TASK REQUIREMENTS –
Copy each line below that contains "спиральные".

DATA –
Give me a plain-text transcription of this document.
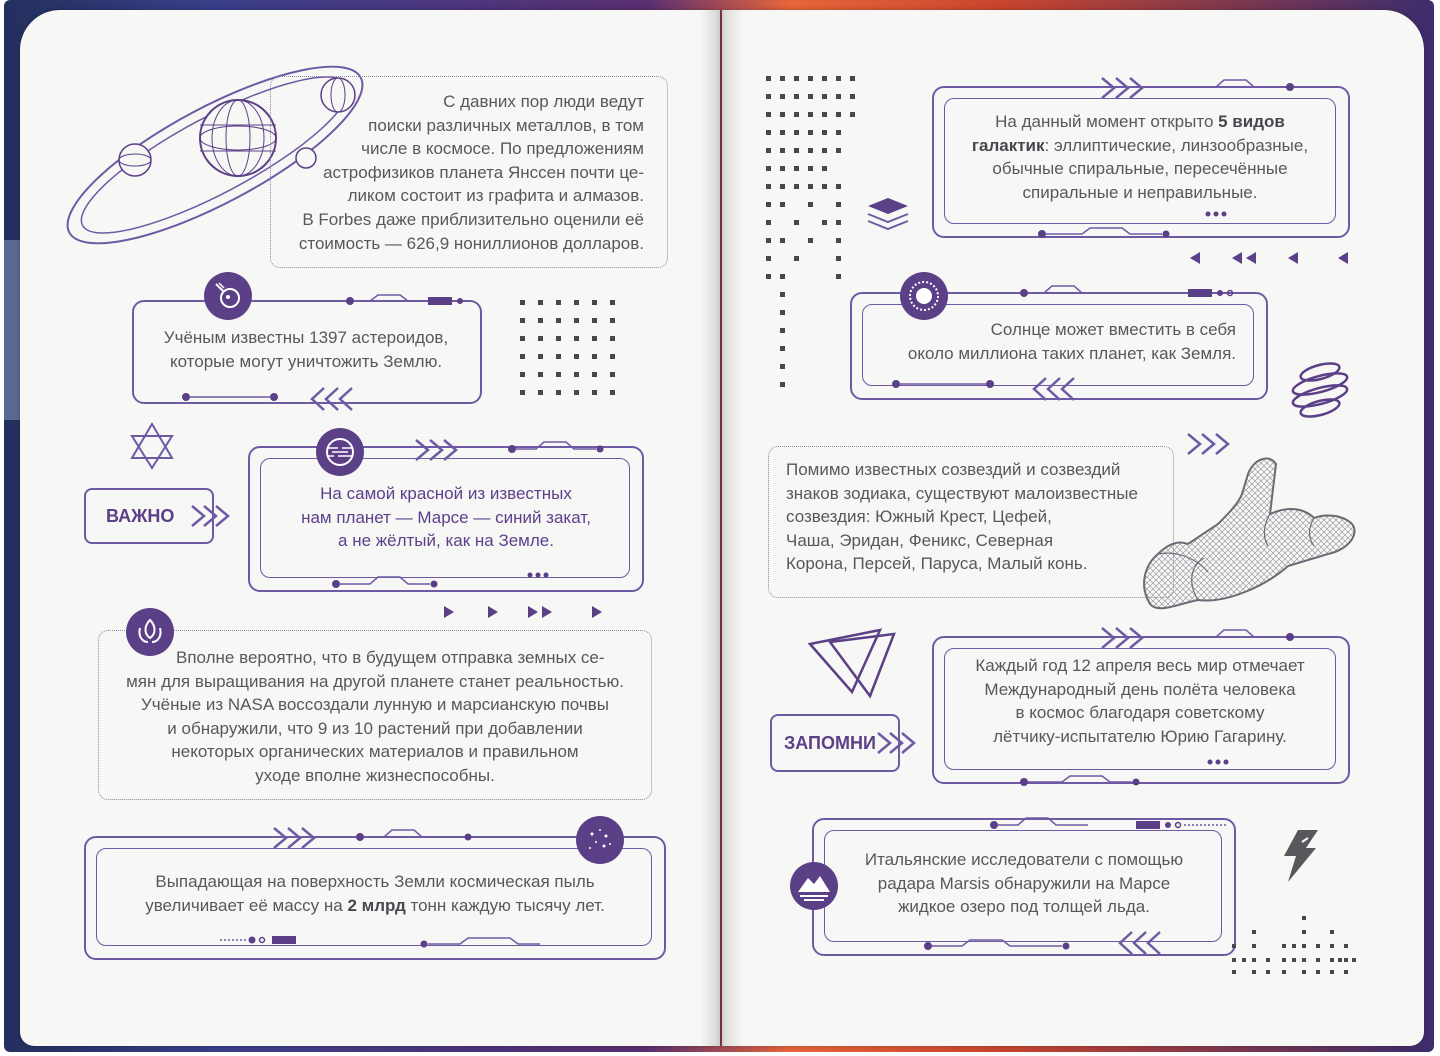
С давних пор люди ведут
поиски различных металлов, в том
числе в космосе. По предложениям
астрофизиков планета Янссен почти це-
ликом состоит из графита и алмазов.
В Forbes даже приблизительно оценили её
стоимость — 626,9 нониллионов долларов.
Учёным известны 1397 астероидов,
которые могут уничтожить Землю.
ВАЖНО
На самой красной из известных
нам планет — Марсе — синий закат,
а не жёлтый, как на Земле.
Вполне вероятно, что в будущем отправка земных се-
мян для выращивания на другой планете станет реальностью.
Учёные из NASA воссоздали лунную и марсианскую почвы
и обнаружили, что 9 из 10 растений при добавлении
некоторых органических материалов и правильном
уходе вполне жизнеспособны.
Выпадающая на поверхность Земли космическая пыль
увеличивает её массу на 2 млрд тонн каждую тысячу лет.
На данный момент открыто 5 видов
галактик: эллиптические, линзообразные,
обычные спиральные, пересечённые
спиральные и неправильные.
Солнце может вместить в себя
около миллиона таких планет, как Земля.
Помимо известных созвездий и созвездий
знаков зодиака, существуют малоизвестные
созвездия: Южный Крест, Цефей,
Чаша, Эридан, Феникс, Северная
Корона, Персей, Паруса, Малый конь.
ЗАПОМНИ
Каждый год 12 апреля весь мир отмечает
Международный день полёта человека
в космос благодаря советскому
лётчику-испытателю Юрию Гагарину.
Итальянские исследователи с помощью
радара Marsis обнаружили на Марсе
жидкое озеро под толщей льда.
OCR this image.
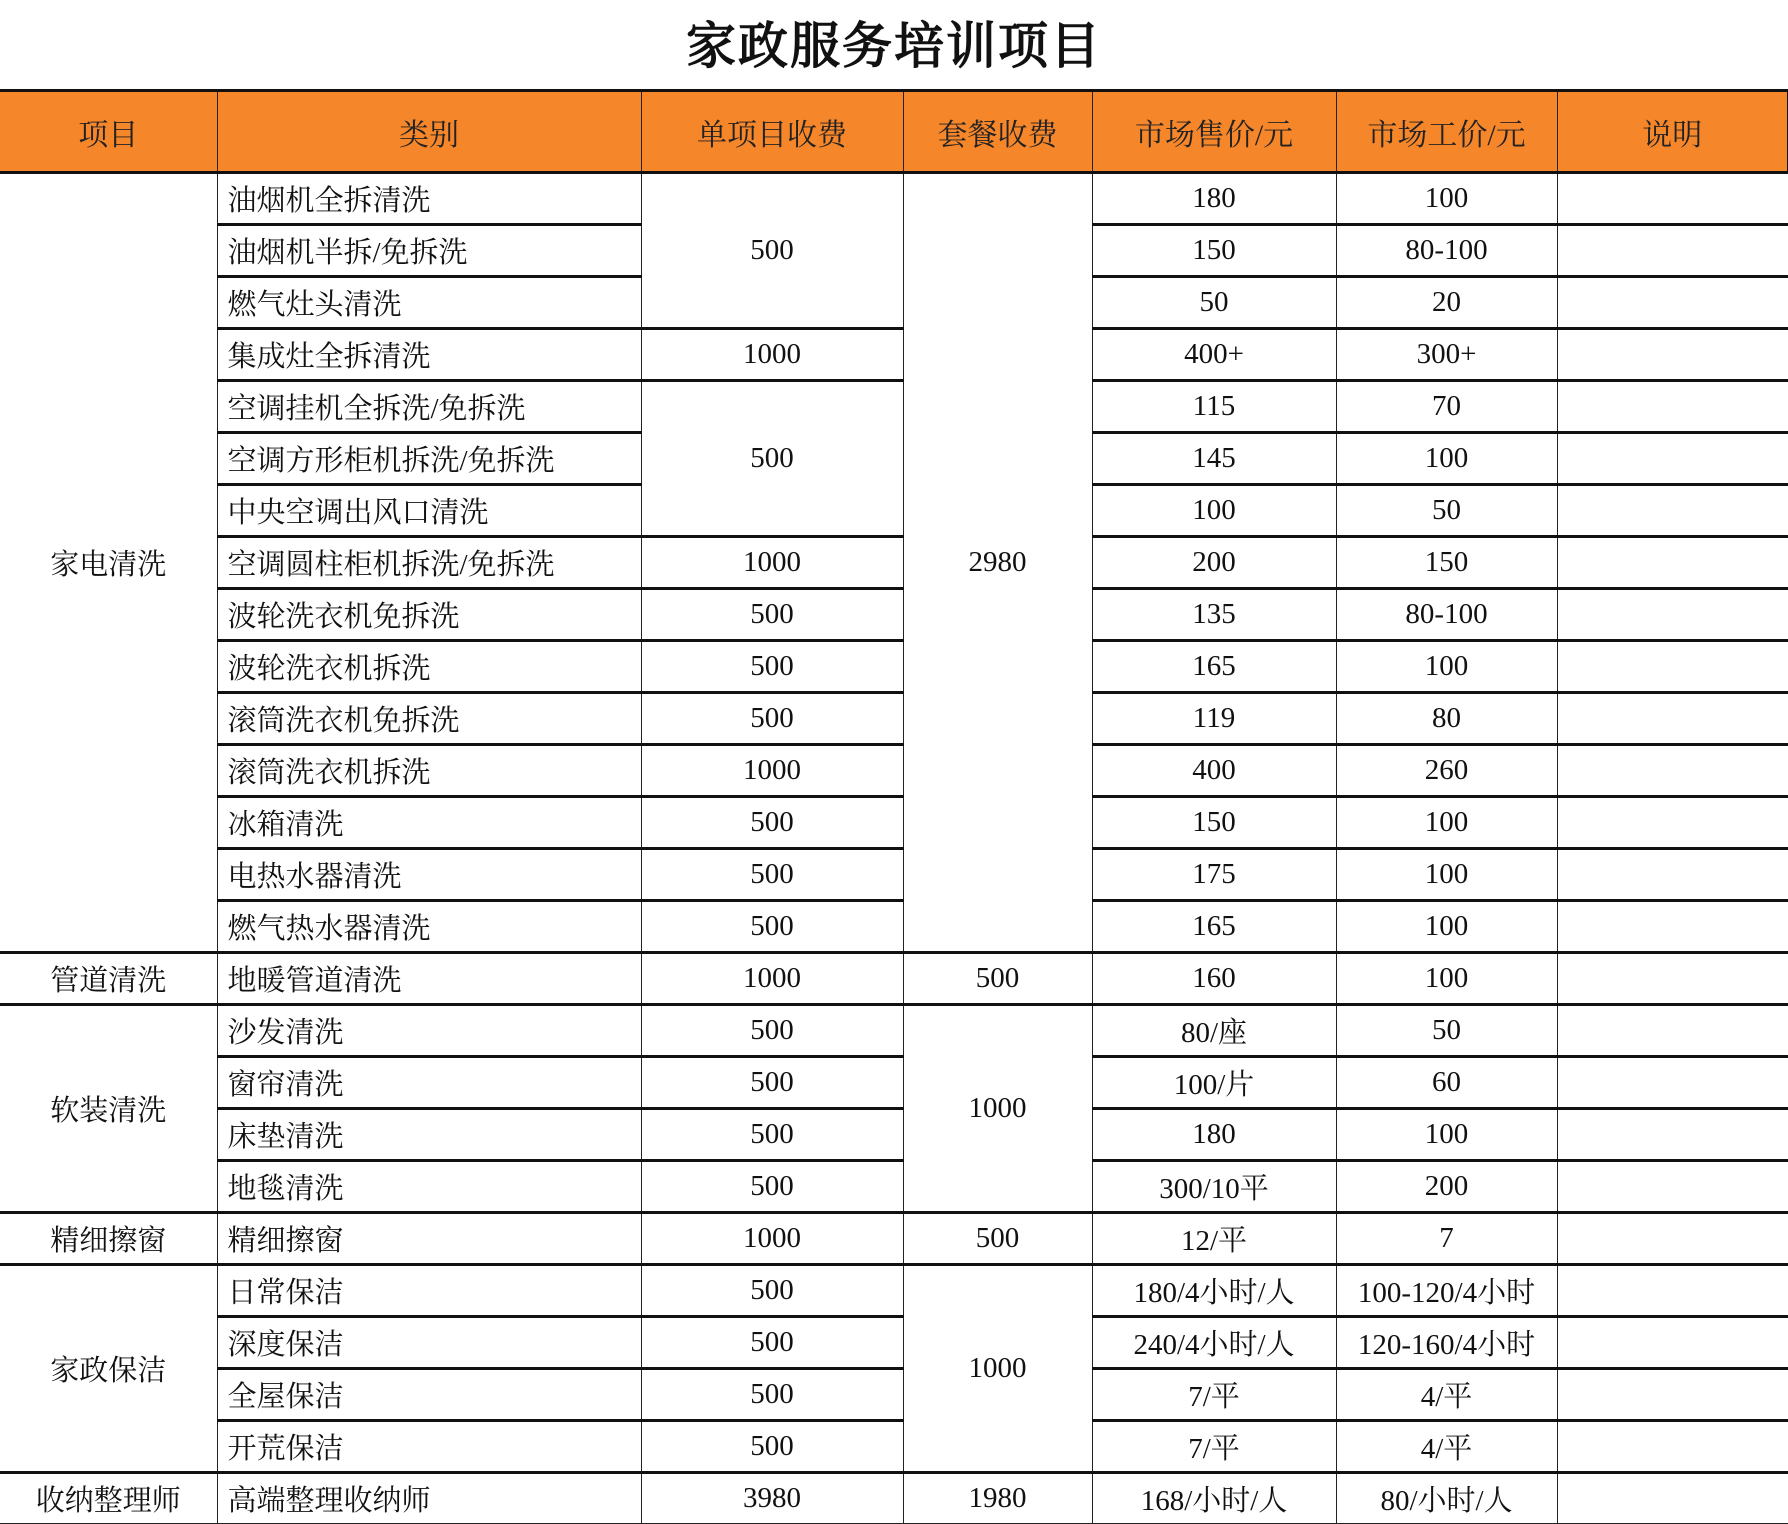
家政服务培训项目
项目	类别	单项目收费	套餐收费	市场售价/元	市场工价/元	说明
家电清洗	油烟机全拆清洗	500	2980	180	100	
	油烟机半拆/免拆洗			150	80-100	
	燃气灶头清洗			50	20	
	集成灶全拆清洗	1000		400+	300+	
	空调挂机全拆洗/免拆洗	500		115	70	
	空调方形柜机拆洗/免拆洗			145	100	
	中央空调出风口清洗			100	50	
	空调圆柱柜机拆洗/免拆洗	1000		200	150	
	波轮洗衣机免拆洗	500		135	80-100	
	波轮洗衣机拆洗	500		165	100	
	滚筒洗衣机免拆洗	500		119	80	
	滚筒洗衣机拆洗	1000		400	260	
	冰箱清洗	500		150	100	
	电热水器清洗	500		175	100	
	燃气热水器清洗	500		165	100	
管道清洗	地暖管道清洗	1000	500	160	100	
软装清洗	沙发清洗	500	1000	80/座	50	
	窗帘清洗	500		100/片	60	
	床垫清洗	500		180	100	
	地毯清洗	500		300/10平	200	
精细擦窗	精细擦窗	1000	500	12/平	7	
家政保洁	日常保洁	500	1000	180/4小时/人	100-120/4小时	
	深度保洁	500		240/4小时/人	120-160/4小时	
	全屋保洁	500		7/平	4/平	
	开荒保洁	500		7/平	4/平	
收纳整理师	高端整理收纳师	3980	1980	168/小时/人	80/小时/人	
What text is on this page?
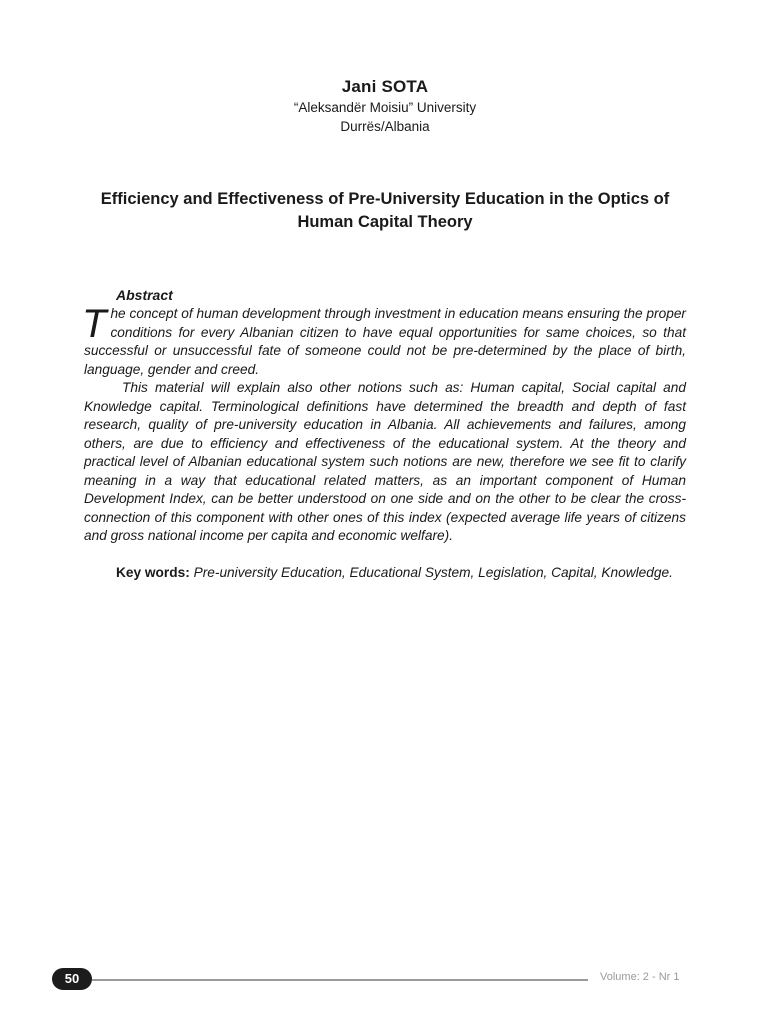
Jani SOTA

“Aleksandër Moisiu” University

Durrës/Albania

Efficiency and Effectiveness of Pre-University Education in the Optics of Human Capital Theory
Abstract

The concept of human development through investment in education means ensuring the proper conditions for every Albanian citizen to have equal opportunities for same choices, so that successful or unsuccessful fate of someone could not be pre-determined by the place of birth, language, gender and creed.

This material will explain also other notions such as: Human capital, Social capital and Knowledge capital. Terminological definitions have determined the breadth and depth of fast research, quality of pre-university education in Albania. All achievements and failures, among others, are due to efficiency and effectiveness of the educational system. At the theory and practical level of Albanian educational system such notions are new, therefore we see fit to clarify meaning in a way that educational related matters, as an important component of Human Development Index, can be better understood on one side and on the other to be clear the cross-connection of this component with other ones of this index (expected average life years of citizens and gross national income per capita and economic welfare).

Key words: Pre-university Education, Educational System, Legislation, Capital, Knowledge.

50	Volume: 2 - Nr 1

WRITTEN RESPONSE –
обычные спиральные, пересечённые
спиральные и неправильные.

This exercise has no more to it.